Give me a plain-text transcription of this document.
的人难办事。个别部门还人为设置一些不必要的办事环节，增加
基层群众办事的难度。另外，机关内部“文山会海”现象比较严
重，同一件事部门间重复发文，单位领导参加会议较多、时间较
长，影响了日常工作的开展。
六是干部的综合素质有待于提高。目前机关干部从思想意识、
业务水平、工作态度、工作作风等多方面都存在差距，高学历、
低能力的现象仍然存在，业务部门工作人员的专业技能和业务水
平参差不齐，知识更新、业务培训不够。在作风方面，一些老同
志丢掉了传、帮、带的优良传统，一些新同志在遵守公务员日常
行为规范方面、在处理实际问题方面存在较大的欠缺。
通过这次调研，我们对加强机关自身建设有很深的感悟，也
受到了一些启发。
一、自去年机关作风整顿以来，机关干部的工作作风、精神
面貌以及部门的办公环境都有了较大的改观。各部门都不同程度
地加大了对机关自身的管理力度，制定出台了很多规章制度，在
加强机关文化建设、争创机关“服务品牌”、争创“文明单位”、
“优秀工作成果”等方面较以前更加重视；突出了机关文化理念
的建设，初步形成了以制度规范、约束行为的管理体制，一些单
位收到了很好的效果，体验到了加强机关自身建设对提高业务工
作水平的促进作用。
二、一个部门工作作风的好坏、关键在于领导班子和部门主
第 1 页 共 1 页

★ ★ ★

Aim of the task: Repeat the data exactly. Leave nothing out.

Output of the task:
Give me a plain-text transcription of this document.
的人难办事。个别部门还人为设置一些不必要的办事环节，增加
基层群众办事的难度。另外，机关内部“文山会海”现象比较严
重，同一件事部门间重复发文，单位领导参加会议较多、时间较
长，影响了日常工作的开展。
六是干部的综合素质有待于提高。目前机关干部从思想意识、
业务水平、工作态度、工作作风等多方面都存在差距，高学历、
低能力的现象仍然存在，业务部门工作人员的专业技能和业务水
平参差不齐，知识更新、业务培训不够。在作风方面，一些老同
志丢掉了传、帮、带的优良传统，一些新同志在遵守公务员日常
行为规范方面、在处理实际问题方面存在较大的欠缺。
通过这次调研，我们对加强机关自身建设有很深的感悟，也
受到了一些启发。
一、自去年机关作风整顿以来，机关干部的工作作风、精神
面貌以及部门的办公环境都有了较大的改观。各部门都不同程度
地加大了对机关自身的管理力度，制定出台了很多规章制度，在
加强机关文化建设、争创机关“服务品牌”、争创“文明单位”、
“优秀工作成果”等方面较以前更加重视；突出了机关文化理念
的建设，初步形成了以制度规范、约束行为的管理体制，一些单
位收到了很好的效果，体验到了加强机关自身建设对提高业务工
作水平的促进作用。
二、一个部门工作作风的好坏、关键在于领导班子和部门主
第 1 页 共 1 页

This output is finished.